● **WHAT THE TASK ASKS**: What is needed here is an exact copy of every entry.

Structured figure records
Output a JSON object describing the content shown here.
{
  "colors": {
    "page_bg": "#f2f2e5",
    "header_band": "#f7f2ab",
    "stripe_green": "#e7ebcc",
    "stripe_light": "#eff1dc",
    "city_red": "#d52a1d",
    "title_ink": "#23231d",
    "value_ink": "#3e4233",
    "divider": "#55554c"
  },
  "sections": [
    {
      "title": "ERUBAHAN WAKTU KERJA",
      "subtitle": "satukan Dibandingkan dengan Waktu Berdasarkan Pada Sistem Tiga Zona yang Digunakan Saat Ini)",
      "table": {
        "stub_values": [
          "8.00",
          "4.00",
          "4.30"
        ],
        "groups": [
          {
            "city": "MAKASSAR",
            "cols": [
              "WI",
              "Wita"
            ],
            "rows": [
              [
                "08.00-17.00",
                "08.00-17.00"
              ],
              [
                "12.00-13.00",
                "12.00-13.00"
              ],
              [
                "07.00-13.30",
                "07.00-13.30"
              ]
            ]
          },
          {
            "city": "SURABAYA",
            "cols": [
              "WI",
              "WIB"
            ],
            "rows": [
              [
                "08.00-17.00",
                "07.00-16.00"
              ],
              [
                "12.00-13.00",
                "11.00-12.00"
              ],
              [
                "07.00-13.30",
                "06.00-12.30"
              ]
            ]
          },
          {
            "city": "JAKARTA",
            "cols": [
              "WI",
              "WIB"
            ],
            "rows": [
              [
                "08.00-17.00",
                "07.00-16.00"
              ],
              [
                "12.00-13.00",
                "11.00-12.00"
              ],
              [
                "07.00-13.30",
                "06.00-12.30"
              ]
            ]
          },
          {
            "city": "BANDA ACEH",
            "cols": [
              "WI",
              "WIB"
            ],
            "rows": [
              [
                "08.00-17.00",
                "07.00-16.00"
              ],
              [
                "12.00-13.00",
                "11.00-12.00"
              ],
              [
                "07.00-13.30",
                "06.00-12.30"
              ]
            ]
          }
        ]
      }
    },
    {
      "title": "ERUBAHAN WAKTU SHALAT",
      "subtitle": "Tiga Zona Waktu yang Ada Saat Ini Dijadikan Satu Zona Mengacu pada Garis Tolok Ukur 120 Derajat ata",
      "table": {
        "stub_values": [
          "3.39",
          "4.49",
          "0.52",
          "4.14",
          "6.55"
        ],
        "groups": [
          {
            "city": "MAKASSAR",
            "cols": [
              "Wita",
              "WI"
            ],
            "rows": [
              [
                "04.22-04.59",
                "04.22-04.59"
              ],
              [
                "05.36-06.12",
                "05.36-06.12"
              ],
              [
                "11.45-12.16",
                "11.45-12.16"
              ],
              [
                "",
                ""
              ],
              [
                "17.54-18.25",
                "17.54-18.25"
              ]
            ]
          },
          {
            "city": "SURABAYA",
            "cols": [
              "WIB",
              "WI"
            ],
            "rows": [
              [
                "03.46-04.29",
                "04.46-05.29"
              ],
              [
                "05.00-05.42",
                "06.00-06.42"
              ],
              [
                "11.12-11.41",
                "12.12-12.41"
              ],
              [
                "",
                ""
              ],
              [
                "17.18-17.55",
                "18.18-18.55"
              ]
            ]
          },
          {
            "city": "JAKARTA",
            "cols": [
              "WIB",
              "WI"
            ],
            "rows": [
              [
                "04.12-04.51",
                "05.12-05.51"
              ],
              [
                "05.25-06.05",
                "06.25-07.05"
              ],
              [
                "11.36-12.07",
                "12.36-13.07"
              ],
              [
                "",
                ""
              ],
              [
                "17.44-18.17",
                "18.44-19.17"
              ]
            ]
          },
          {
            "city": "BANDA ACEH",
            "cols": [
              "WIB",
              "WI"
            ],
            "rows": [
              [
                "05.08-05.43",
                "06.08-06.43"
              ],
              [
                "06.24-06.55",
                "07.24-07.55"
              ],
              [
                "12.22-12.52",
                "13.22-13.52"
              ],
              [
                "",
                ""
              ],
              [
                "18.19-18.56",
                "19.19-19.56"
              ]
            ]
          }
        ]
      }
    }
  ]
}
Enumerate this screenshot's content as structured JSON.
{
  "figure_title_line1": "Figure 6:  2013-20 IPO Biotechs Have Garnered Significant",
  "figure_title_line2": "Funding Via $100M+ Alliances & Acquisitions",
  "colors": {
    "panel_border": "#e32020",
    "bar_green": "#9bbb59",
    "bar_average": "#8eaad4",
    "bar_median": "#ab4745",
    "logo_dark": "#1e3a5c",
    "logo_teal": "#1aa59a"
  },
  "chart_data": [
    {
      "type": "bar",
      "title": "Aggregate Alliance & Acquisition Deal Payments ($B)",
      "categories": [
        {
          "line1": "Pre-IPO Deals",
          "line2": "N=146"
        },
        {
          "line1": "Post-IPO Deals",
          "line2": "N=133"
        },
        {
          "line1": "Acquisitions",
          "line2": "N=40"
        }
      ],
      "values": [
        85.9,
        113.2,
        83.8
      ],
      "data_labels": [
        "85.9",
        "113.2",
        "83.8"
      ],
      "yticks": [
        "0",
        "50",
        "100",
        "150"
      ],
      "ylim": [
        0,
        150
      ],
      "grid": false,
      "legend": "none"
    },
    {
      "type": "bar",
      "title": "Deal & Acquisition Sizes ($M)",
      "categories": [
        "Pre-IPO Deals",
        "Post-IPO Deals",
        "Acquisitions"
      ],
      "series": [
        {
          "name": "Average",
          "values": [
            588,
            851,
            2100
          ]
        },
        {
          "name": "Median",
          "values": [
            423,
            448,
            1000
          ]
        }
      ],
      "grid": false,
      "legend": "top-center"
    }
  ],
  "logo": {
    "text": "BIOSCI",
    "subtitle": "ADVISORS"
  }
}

● **RESULT**:
Output a JSON object describing the content shown here.
{
  "colors": {
    "page_bg": "#f2f2e5",
    "header_band": "#f7f2ab",
    "stripe_green": "#e7ebcc",
    "stripe_light": "#eff1dc",
    "city_red": "#d52a1d",
    "title_ink": "#23231d",
    "value_ink": "#3e4233",
    "divider": "#55554c"
  },
  "sections": [
    {
      "title": "ERUBAHAN WAKTU KERJA",
      "subtitle": "satukan Dibandingkan dengan Waktu Berdasarkan Pada Sistem Tiga Zona yang Digunakan Saat Ini)",
      "table": {
        "stub_values": [
          "8.00",
          "4.00",
          "4.30"
        ],
        "groups": [
          {
            "city": "MAKASSAR",
            "cols": [
              "WI",
              "Wita"
            ],
            "rows": [
              [
                "08.00-17.00",
                "08.00-17.00"
              ],
              [
                "12.00-13.00",
                "12.00-13.00"
              ],
              [
                "07.00-13.30",
                "07.00-13.30"
              ]
            ]
          },
          {
            "city": "SURABAYA",
            "cols": [
              "WI",
              "WIB"
            ],
            "rows": [
              [
                "08.00-17.00",
                "07.00-16.00"
              ],
              [
                "12.00-13.00",
                "11.00-12.00"
              ],
              [
                "07.00-13.30",
                "06.00-12.30"
              ]
            ]
          },
          {
            "city": "JAKARTA",
            "cols": [
              "WI",
              "WIB"
            ],
            "rows": [
              [
                "08.00-17.00",
                "07.00-16.00"
              ],
              [
                "12.00-13.00",
                "11.00-12.00"
              ],
              [
                "07.00-13.30",
                "06.00-12.30"
              ]
            ]
          },
          {
            "city": "BANDA ACEH",
            "cols": [
              "WI",
              "WIB"
            ],
            "rows": [
              [
                "08.00-17.00",
                "07.00-16.00"
              ],
              [
                "12.00-13.00",
                "11.00-12.00"
              ],
              [
                "07.00-13.30",
                "06.00-12.30"
              ]
            ]
          }
        ]
      }
    },
    {
      "title": "ERUBAHAN WAKTU SHALAT",
      "subtitle": "Tiga Zona Waktu yang Ada Saat Ini Dijadikan Satu Zona Mengacu pada Garis Tolok Ukur 120 Derajat ata",
      "table": {
        "stub_values": [
          "3.39",
          "4.49",
          "0.52",
          "4.14",
          "6.55"
        ],
        "groups": [
          {
            "city": "MAKASSAR",
            "cols": [
              "Wita",
              "WI"
            ],
            "rows": [
              [
                "04.22-04.59",
                "04.22-04.59"
              ],
              [
                "05.36-06.12",
                "05.36-06.12"
              ],
              [
                "11.45-12.16",
                "11.45-12.16"
              ],
              [
                "",
                ""
              ],
              [
                "17.54-18.25",
                "17.54-18.25"
              ]
            ]
          },
          {
            "city": "SURABAYA",
            "cols": [
              "WIB",
              "WI"
            ],
            "rows": [
              [
                "03.46-04.29",
                "04.46-05.29"
              ],
              [
                "05.00-05.42",
                "06.00-06.42"
              ],
              [
                "11.12-11.41",
                "12.12-12.41"
              ],
              [
                "",
                ""
              ],
              [
                "17.18-17.55",
                "18.18-18.55"
              ]
            ]
          },
          {
            "city": "JAKARTA",
            "cols": [
              "WIB",
              "WI"
            ],
            "rows": [
              [
                "04.12-04.51",
                "05.12-05.51"
              ],
              [
                "05.25-06.05",
                "06.25-07.05"
              ],
              [
                "11.36-12.07",
                "12.36-13.07"
              ],
              [
                "",
                ""
              ],
              [
                "17.44-18.17",
                "18.44-19.17"
              ]
            ]
          },
          {
            "city": "BANDA ACEH",
            "cols": [
              "WIB",
              "WI"
            ],
            "rows": [
              [
                "05.08-05.43",
                "06.08-06.43"
              ],
              [
                "06.24-06.55",
                "07.24-07.55"
              ],
              [
                "12.22-12.52",
                "13.22-13.52"
              ],
              [
                "",
                ""
              ],
              [
                "18.19-18.56",
                "19.19-19.56"
              ]
            ]
          }
        ]
      }
    }
  ]
}
Enumerate this screenshot's content as structured JSON.
{
  "figure_title_line1": "Figure 6:  2013-20 IPO Biotechs Have Garnered Significant",
  "figure_title_line2": "Funding Via $100M+ Alliances & Acquisitions",
  "colors": {
    "panel_border": "#e32020",
    "bar_green": "#9bbb59",
    "bar_average": "#8eaad4",
    "bar_median": "#ab4745",
    "logo_dark": "#1e3a5c",
    "logo_teal": "#1aa59a"
  },
  "chart_data": [
    {
      "type": "bar",
      "title": "Aggregate Alliance & Acquisition Deal Payments ($B)",
      "categories": [
        {
          "line1": "Pre-IPO Deals",
          "line2": "N=146"
        },
        {
          "line1": "Post-IPO Deals",
          "line2": "N=133"
        },
        {
          "line1": "Acquisitions",
          "line2": "N=40"
        }
      ],
      "values": [
        85.9,
        113.2,
        83.8
      ],
      "data_labels": [
        "85.9",
        "113.2",
        "83.8"
      ],
      "yticks": [
        "0",
        "50",
        "100",
        "150"
      ],
      "ylim": [
        0,
        150
      ],
      "grid": false,
      "legend": "none"
    },
    {
      "type": "bar",
      "title": "Deal & Acquisition Sizes ($M)",
      "categories": [
        "Pre-IPO Deals",
        "Post-IPO Deals",
        "Acquisitions"
      ],
      "series": [
        {
          "name": "Average",
          "values": [
            588,
            851,
            2100
          ]
        },
        {
          "name": "Median",
          "values": [
            423,
            448,
            1000
          ]
        }
      ],
      "grid": false,
      "legend": "top-center"
    }
  ],
  "logo": {
    "text": "BIOSCI",
    "subtitle": "ADVISORS"
  }
}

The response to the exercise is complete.